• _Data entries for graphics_
════

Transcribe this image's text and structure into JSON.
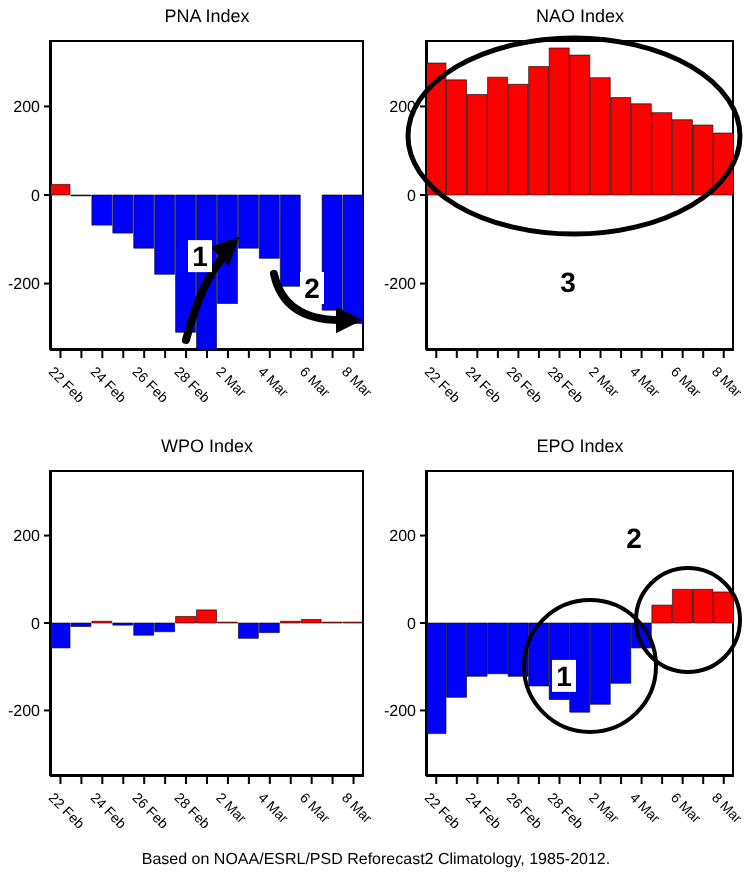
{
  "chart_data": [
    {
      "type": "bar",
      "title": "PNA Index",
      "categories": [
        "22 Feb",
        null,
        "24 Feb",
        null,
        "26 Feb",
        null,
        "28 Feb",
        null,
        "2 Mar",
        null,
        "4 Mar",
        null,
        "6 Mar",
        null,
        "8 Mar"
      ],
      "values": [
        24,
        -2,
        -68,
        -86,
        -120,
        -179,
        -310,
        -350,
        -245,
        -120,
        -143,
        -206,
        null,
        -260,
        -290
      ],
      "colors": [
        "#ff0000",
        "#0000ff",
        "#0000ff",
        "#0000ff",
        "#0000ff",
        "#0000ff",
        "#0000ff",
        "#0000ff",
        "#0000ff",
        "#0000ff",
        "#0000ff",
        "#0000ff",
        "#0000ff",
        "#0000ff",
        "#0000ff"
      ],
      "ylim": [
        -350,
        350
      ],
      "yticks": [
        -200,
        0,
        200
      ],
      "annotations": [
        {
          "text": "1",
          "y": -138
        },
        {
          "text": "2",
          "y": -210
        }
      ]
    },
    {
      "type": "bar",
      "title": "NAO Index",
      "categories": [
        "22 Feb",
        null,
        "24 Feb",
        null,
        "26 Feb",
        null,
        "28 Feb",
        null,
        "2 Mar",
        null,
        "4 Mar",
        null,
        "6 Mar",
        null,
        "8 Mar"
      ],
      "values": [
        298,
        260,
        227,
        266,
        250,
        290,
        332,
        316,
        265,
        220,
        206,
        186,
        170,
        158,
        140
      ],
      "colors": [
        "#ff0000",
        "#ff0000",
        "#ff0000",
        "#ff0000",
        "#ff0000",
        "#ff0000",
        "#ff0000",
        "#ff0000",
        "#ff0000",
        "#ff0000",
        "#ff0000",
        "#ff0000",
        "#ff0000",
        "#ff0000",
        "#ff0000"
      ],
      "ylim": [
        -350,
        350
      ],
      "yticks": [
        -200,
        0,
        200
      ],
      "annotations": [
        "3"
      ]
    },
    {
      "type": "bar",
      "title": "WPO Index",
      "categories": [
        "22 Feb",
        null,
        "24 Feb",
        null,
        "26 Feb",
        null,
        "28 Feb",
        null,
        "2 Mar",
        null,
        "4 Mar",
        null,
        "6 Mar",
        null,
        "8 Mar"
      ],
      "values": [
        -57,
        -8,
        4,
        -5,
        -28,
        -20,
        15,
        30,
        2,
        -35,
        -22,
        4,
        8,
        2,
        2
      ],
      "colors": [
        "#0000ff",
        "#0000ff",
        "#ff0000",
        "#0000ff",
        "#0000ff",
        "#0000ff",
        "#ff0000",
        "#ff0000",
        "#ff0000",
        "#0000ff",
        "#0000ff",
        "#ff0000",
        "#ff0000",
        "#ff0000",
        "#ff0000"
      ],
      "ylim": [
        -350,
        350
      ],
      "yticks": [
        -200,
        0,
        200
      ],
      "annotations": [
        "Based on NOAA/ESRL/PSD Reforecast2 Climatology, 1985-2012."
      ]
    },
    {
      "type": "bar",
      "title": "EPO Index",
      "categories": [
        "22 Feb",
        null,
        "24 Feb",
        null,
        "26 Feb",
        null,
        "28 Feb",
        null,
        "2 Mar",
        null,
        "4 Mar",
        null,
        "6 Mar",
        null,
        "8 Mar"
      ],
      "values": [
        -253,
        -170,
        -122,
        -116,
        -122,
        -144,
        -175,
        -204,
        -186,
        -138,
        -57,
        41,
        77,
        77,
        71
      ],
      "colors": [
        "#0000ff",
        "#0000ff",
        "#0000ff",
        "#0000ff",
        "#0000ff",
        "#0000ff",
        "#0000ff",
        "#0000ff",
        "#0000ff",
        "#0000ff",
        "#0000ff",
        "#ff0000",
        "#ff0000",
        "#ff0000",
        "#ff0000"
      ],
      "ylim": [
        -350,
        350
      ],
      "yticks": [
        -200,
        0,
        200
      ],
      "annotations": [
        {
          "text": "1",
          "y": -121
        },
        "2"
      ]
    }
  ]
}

════

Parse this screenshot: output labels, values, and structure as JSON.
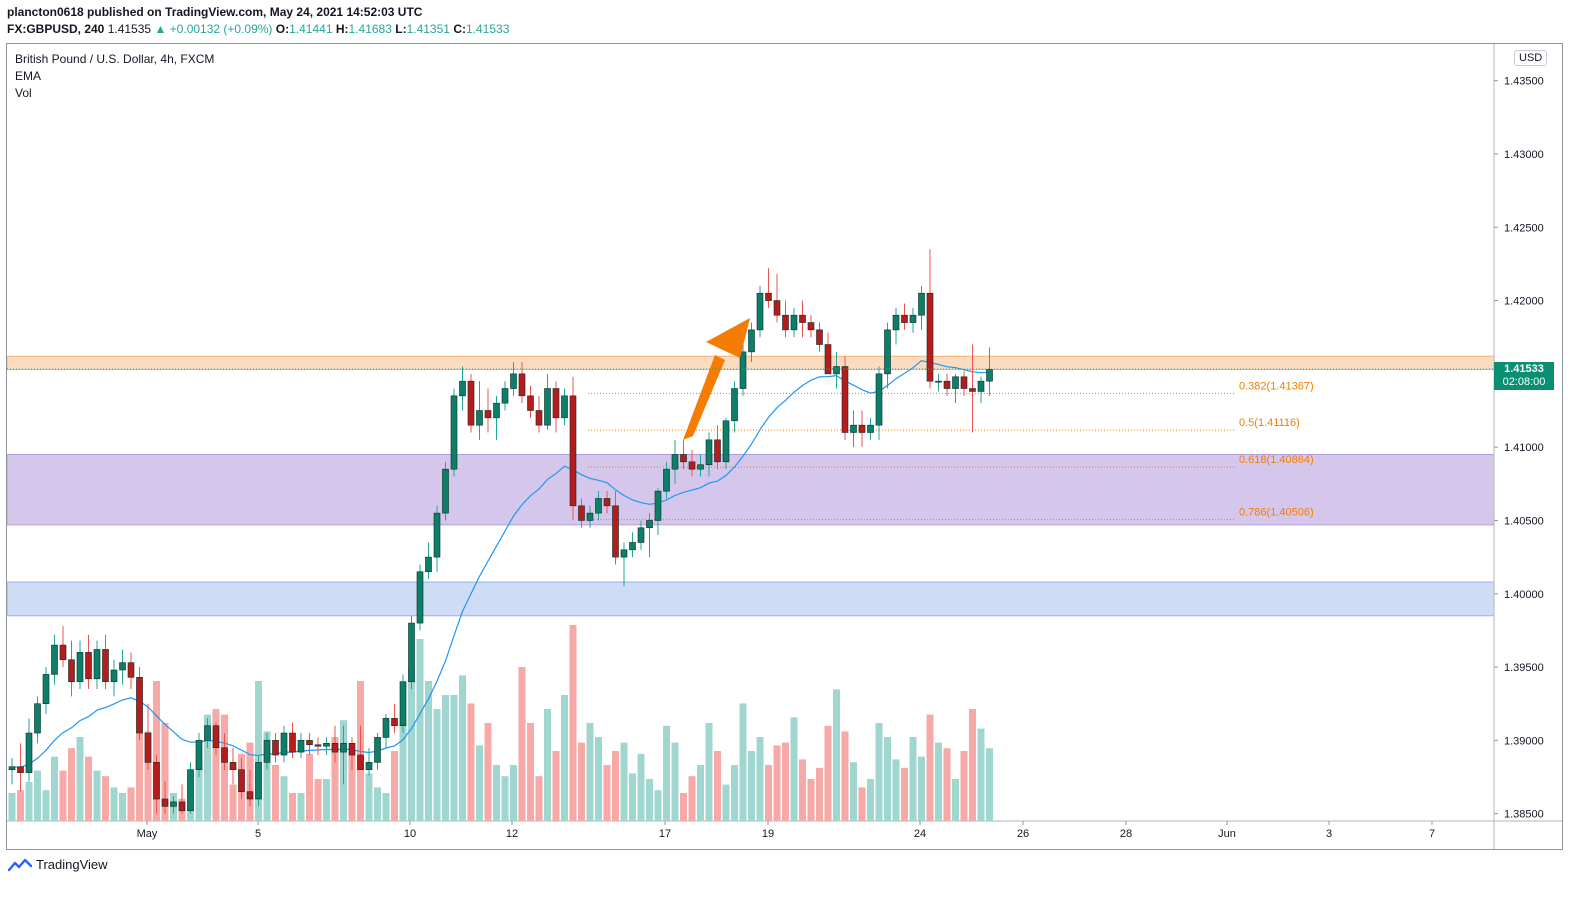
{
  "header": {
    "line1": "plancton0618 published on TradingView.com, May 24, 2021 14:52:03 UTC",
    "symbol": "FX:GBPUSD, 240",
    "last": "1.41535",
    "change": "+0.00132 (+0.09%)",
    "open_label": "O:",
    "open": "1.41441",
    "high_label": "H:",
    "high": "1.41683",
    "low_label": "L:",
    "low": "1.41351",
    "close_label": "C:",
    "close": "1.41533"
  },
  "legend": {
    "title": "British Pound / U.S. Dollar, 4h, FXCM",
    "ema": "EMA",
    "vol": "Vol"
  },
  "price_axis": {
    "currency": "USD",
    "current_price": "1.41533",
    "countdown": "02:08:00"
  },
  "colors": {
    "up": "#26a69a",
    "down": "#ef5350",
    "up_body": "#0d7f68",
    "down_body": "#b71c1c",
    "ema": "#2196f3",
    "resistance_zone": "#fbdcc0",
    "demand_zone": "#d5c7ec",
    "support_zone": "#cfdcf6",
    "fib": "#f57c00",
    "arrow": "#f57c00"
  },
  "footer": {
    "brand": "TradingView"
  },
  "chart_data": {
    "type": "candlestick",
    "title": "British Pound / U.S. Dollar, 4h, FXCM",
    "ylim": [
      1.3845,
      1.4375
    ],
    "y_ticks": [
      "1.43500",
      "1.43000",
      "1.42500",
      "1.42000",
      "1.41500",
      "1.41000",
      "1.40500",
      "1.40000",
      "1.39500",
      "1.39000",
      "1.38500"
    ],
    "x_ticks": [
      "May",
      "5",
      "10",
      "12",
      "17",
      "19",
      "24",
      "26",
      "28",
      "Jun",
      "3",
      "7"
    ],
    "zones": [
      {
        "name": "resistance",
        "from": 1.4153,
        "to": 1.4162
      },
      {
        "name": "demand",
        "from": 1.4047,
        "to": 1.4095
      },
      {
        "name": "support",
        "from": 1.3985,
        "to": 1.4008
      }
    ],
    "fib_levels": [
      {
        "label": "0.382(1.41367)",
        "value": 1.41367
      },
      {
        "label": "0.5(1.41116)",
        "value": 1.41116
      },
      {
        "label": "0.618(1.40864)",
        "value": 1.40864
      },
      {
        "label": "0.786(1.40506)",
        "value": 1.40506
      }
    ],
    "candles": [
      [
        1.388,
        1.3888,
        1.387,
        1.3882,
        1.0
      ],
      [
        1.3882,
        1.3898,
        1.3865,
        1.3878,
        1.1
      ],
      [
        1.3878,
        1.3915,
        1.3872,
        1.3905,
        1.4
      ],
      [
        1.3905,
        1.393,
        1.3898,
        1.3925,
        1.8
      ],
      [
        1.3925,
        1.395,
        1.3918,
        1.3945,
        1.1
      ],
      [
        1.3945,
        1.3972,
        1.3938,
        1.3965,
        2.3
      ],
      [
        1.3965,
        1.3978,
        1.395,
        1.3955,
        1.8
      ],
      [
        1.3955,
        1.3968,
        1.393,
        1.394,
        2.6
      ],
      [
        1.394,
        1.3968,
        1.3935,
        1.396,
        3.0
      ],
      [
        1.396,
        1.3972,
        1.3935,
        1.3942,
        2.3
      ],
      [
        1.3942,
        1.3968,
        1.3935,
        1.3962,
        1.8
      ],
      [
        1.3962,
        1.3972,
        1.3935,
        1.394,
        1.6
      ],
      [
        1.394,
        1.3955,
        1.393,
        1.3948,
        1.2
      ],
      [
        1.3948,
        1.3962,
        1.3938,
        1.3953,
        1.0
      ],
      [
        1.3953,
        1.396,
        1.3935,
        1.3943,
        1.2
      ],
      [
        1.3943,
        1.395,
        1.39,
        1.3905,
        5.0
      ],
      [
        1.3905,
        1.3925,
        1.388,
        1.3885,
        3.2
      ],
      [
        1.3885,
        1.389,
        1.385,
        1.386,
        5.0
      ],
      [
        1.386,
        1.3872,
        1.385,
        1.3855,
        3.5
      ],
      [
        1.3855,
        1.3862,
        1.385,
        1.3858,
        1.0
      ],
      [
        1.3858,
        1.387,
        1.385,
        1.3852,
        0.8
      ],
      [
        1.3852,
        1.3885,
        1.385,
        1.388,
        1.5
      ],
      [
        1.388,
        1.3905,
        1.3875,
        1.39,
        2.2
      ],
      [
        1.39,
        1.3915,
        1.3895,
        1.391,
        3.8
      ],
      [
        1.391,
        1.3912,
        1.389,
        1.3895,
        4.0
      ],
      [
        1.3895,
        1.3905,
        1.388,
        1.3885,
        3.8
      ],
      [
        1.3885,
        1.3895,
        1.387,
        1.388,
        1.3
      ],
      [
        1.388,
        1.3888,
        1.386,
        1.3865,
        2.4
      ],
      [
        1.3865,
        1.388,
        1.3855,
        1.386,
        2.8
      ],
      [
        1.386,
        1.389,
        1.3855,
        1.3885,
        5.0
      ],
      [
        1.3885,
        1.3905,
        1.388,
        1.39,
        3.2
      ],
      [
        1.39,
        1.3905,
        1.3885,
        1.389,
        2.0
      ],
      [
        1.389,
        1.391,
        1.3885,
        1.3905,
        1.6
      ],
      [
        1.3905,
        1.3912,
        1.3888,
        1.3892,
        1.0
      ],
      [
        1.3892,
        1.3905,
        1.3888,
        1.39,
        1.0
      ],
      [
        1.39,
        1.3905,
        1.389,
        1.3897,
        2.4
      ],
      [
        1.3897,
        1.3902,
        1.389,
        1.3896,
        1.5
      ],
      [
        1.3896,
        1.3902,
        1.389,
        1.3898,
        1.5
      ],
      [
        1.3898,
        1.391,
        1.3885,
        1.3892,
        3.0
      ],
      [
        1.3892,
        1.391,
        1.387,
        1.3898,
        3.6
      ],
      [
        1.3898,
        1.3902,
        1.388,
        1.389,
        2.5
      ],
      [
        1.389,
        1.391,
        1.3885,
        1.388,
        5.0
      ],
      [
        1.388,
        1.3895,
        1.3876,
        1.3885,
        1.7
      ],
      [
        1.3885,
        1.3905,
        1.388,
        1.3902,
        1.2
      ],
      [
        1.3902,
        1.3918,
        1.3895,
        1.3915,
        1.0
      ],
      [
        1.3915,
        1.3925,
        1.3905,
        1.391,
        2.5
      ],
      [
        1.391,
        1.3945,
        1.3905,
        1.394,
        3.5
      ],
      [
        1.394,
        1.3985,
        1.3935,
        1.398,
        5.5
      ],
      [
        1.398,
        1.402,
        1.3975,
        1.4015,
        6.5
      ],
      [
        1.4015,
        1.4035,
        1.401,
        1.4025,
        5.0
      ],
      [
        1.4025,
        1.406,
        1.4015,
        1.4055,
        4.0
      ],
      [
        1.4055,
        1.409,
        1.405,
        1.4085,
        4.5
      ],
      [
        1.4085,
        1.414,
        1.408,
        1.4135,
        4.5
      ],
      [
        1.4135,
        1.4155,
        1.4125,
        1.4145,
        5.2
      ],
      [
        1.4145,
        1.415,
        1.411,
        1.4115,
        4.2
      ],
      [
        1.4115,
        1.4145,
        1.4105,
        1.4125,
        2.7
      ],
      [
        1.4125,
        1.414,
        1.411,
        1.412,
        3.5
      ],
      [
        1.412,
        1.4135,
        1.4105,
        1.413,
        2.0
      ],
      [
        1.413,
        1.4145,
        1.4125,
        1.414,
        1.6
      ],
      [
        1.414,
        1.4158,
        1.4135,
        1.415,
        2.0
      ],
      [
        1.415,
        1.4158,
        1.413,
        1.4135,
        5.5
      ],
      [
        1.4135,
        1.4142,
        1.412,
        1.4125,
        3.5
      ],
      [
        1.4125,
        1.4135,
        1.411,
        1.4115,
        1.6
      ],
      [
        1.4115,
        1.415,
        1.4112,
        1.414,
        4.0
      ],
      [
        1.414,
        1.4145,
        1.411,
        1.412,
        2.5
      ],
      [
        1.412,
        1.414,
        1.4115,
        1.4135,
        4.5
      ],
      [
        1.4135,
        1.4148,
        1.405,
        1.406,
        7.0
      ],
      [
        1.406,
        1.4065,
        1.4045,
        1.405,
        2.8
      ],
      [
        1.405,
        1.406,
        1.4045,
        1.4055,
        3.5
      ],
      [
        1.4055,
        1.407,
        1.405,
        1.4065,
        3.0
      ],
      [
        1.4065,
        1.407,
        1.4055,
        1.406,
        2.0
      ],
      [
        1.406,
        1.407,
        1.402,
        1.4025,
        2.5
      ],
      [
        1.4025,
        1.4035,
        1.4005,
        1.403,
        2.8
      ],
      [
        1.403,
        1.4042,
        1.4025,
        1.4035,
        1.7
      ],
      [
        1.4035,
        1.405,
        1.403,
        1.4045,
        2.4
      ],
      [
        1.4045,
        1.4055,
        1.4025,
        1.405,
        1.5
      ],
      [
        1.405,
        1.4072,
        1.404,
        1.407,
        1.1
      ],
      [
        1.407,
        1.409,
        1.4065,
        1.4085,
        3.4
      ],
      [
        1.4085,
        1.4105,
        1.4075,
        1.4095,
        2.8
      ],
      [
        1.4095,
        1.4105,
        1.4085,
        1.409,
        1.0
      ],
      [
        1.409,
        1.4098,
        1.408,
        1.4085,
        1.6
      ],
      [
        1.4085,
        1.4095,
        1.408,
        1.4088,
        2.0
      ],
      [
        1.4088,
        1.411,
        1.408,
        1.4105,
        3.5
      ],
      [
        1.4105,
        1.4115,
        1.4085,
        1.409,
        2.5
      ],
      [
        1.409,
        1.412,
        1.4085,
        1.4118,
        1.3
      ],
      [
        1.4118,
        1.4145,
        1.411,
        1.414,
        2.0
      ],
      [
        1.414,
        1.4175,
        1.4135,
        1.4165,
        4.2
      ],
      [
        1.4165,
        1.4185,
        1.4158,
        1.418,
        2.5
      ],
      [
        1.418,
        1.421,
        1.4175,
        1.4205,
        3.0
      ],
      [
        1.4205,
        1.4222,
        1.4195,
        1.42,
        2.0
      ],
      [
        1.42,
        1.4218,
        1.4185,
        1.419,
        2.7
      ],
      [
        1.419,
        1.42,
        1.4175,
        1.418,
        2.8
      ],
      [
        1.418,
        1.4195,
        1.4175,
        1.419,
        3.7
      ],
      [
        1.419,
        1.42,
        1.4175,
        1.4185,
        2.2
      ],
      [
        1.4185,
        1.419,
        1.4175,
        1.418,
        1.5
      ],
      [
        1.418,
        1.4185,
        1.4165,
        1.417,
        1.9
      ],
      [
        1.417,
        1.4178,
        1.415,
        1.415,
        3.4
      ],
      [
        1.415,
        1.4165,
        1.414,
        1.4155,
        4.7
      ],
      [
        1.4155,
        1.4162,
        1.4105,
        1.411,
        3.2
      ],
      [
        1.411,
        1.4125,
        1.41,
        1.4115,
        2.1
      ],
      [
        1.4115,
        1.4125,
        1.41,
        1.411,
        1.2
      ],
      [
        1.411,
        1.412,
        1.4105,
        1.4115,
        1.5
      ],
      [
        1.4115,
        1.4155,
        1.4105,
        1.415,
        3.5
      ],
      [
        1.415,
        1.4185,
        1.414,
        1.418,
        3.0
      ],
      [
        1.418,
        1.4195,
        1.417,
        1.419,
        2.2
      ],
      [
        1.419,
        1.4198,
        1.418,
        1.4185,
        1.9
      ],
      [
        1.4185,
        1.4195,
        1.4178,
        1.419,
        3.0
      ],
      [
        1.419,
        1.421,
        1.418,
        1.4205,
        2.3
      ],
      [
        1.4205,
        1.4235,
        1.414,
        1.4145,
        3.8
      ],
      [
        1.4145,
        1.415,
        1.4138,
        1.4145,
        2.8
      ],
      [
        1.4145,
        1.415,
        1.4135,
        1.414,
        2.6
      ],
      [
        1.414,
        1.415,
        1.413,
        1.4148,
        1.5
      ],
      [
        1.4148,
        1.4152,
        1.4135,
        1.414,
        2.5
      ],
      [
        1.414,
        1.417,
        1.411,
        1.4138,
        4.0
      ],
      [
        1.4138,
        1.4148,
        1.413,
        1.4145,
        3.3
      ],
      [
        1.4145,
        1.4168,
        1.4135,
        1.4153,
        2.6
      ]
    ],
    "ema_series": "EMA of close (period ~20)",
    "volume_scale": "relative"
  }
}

════

• _Instruction_
Find the lines that include the string "TradingView", then copy each of them.

• _The reply_
    "line1": "plancton0618 published on TradingView.com, May 24, 2021 14:52:03 UTC",
    "brand": "TradingView"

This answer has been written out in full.